• **The input**:
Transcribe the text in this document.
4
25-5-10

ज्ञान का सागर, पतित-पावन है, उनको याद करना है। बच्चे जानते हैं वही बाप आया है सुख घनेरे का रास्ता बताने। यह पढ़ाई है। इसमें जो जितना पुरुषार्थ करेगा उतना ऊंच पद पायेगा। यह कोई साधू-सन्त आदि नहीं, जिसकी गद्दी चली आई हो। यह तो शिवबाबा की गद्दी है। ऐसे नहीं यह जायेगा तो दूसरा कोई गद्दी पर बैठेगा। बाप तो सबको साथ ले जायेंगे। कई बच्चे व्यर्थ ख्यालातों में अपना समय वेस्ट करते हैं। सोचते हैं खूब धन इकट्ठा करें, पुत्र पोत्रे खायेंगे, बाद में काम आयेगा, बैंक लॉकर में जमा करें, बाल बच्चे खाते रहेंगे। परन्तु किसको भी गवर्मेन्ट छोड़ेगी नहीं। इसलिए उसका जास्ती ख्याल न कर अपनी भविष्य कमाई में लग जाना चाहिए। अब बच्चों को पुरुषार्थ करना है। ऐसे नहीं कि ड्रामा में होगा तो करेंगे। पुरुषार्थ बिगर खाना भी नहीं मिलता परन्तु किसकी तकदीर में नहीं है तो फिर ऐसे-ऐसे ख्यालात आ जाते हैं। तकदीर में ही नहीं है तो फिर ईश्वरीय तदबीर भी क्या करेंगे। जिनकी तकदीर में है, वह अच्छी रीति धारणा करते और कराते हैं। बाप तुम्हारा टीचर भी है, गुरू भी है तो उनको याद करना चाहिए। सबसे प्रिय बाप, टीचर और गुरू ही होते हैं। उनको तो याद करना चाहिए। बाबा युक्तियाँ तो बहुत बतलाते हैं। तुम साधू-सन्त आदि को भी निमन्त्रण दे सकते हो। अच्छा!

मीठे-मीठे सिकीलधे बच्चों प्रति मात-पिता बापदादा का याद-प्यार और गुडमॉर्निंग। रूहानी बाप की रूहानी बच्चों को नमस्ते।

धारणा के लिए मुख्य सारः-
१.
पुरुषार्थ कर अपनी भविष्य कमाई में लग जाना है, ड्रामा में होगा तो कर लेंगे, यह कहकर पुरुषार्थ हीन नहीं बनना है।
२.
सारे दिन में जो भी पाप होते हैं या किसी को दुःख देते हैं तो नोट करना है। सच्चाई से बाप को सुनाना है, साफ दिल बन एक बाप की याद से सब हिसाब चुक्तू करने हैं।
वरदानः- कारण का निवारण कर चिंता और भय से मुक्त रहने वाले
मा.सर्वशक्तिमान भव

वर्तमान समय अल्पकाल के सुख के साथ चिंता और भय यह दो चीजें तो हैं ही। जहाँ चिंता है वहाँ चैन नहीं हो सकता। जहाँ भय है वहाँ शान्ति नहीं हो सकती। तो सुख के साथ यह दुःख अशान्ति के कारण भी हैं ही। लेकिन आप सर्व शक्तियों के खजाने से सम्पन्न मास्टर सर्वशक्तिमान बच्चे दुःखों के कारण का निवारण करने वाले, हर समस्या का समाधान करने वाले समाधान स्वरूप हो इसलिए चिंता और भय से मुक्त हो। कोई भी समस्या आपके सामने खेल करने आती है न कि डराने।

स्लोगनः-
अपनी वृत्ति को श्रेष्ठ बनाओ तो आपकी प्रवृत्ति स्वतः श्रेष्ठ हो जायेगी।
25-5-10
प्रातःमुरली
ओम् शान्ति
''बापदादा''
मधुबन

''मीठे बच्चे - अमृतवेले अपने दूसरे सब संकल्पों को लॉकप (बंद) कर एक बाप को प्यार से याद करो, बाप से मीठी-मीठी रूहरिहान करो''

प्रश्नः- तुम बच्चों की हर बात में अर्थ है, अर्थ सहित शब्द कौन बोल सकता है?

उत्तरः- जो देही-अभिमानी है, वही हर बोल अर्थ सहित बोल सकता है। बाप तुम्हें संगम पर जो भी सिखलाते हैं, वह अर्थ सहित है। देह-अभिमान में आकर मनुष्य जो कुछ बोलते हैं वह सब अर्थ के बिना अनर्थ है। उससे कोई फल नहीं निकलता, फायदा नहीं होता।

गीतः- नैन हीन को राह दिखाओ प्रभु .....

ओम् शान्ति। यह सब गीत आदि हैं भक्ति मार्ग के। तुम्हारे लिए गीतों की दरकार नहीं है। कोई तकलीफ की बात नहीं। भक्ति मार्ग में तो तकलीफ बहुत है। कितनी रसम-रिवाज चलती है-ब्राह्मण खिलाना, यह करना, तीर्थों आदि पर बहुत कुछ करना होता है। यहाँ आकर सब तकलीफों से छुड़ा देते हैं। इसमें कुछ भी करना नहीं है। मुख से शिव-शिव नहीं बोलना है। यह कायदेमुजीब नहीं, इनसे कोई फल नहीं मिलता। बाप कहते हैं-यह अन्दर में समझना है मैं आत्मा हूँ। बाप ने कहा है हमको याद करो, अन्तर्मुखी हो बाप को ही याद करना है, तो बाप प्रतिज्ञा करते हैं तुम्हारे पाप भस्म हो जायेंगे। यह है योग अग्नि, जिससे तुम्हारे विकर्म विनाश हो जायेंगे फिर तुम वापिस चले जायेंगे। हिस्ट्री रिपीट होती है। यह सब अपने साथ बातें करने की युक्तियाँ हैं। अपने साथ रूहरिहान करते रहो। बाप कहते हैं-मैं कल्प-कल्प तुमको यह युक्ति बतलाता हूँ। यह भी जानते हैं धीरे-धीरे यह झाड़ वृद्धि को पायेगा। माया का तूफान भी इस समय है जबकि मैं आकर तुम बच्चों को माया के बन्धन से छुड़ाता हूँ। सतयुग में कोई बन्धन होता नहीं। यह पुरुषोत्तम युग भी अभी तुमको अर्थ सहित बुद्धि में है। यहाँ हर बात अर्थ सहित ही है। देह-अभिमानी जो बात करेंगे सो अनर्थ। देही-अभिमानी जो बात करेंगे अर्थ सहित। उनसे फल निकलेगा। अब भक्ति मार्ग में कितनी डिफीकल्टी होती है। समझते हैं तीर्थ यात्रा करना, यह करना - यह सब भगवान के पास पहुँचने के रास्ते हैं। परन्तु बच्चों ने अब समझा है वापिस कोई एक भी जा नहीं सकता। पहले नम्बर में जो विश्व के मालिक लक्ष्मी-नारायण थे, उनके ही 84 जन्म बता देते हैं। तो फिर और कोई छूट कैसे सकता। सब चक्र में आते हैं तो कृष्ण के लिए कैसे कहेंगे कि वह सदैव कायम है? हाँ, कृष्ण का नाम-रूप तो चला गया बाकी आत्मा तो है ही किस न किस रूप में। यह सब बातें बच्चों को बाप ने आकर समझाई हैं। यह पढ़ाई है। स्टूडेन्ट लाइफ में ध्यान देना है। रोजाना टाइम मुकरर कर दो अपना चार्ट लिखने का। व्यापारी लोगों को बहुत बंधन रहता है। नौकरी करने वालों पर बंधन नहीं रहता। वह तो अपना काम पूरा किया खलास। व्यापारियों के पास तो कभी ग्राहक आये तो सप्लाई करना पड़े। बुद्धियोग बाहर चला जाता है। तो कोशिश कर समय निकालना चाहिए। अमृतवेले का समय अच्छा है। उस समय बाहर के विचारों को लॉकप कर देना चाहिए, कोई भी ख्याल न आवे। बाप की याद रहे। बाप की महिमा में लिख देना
...
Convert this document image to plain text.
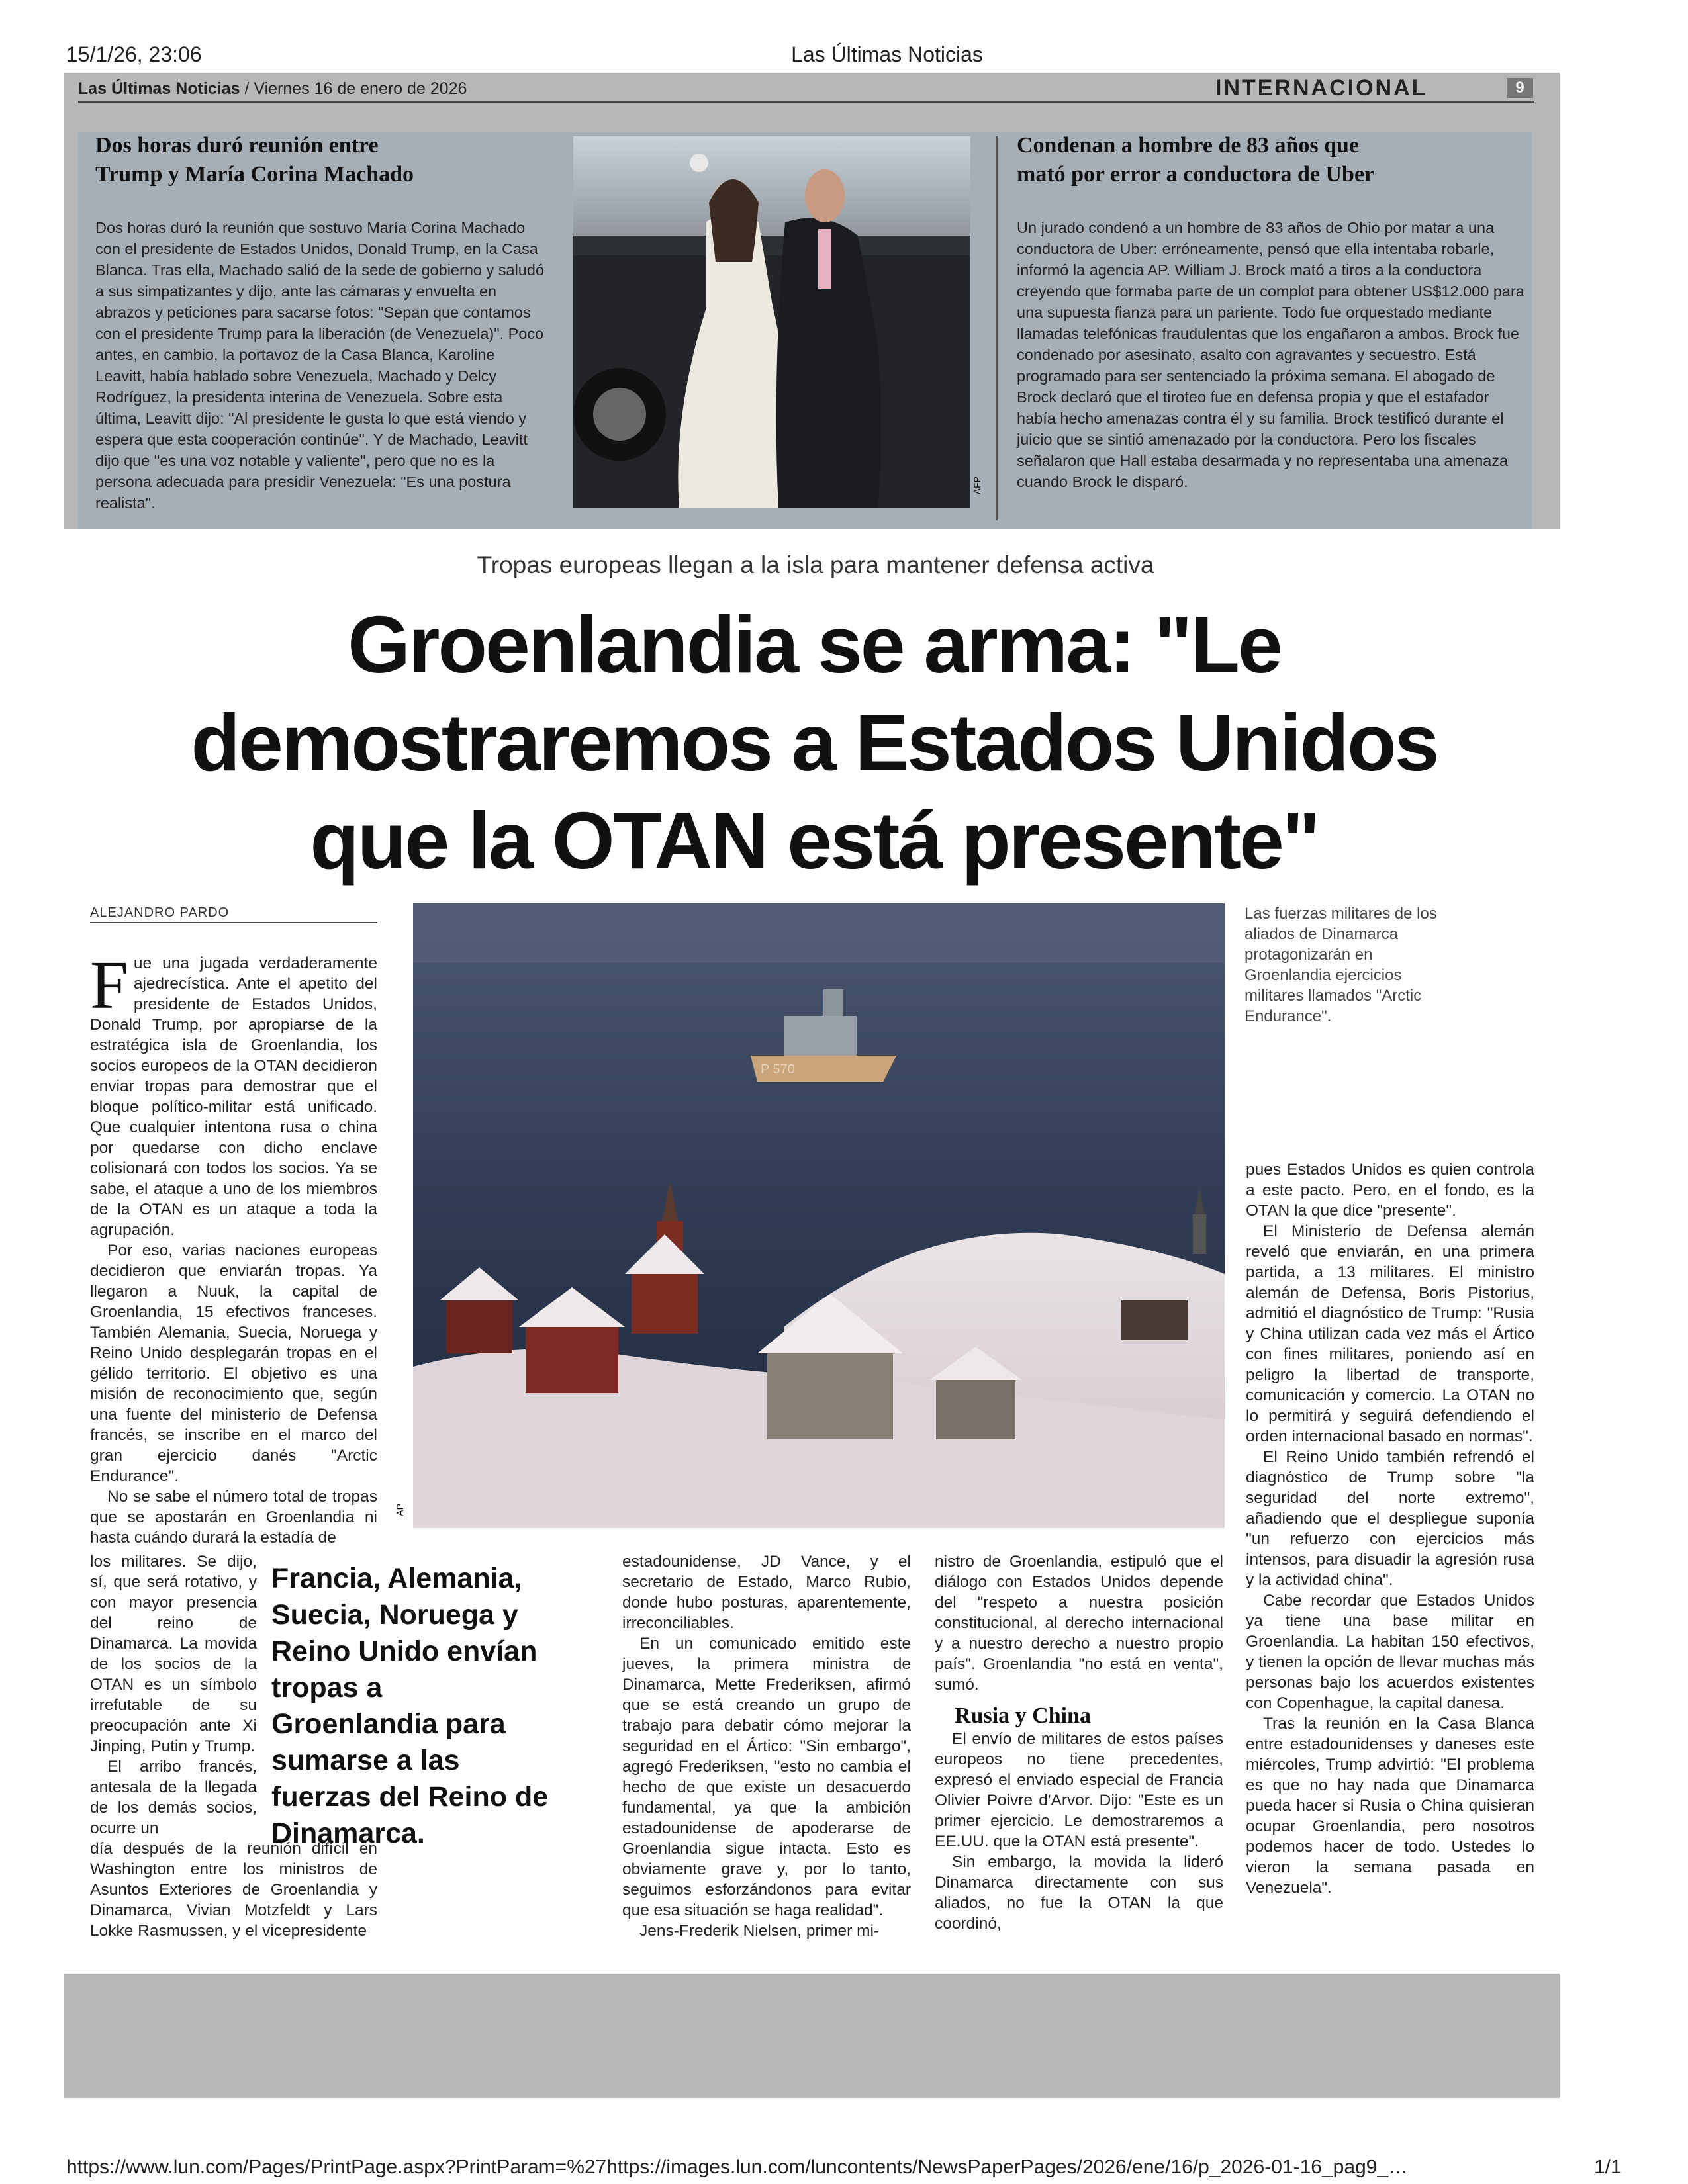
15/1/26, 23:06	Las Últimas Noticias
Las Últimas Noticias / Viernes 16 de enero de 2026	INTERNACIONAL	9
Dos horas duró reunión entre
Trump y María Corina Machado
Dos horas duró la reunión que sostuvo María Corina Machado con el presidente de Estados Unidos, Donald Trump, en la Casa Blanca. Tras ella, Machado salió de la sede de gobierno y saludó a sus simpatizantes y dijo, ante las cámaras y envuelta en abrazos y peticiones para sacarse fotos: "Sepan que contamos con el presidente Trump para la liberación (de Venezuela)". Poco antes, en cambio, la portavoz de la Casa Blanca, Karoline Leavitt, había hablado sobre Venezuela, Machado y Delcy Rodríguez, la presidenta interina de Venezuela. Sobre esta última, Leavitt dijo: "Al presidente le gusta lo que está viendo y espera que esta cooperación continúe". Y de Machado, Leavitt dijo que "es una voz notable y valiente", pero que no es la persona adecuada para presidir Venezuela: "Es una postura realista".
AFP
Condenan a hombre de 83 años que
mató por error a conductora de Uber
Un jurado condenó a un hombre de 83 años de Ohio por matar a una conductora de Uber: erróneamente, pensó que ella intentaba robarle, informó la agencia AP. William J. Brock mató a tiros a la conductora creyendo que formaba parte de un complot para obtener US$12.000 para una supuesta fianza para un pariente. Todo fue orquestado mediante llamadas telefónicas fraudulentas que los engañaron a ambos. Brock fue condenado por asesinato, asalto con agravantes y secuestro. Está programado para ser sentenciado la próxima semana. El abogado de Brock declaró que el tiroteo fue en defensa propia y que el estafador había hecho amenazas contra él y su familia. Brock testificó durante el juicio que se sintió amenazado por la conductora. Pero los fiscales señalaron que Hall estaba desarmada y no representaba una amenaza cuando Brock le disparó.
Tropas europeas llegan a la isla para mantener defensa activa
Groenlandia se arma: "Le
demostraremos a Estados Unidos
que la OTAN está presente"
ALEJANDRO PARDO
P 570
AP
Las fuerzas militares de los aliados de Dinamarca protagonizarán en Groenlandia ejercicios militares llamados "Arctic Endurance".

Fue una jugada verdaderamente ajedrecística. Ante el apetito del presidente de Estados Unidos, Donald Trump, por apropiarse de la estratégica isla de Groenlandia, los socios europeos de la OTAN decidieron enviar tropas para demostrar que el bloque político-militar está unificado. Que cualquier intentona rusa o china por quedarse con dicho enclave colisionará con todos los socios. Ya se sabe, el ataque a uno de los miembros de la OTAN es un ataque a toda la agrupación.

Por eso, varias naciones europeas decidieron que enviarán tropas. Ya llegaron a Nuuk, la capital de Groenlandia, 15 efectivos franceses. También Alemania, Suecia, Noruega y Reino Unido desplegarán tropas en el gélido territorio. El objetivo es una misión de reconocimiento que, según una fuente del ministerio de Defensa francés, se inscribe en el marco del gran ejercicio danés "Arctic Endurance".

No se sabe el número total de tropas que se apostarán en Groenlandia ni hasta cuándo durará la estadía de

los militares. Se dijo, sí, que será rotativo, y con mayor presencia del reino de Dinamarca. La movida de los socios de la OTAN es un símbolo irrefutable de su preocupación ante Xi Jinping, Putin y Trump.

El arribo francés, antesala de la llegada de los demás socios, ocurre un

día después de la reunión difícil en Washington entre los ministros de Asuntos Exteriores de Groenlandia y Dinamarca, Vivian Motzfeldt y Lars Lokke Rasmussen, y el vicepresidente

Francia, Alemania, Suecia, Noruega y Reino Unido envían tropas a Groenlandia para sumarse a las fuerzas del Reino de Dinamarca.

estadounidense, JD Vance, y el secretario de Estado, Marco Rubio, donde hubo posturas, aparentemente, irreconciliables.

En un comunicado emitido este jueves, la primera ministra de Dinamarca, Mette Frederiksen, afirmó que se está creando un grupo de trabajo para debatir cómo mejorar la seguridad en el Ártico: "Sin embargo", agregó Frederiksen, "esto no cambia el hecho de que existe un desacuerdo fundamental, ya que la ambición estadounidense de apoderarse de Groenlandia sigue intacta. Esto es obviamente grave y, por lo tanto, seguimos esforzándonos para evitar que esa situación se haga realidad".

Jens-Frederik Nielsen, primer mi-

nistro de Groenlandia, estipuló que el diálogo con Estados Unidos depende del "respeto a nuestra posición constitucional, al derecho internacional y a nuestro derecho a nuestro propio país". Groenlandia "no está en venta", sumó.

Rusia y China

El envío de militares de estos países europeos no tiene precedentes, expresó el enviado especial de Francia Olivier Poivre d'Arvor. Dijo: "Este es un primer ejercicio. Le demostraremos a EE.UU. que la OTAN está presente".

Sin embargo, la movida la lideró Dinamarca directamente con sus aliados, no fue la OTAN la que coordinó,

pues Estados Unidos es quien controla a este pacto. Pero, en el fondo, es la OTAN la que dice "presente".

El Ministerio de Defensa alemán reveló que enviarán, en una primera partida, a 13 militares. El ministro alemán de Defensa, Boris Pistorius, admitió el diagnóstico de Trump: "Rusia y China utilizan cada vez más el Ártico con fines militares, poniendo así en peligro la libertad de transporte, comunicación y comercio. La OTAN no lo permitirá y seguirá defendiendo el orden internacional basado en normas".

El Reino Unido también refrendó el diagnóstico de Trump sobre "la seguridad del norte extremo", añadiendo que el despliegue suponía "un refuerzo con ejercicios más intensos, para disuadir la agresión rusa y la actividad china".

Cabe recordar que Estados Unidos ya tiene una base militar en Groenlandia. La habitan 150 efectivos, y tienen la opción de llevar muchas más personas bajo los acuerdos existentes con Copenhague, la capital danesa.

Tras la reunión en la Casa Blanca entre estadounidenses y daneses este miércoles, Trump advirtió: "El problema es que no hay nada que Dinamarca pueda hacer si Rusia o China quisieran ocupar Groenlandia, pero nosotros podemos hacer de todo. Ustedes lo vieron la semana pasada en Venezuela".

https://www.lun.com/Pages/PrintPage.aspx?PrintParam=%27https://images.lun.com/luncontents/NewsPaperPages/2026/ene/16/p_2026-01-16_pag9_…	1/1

• **Stated exercise**:
What is the number of lines above that contain the string "aliados"? Answer with the number alone.

• **Reply to the task**:
2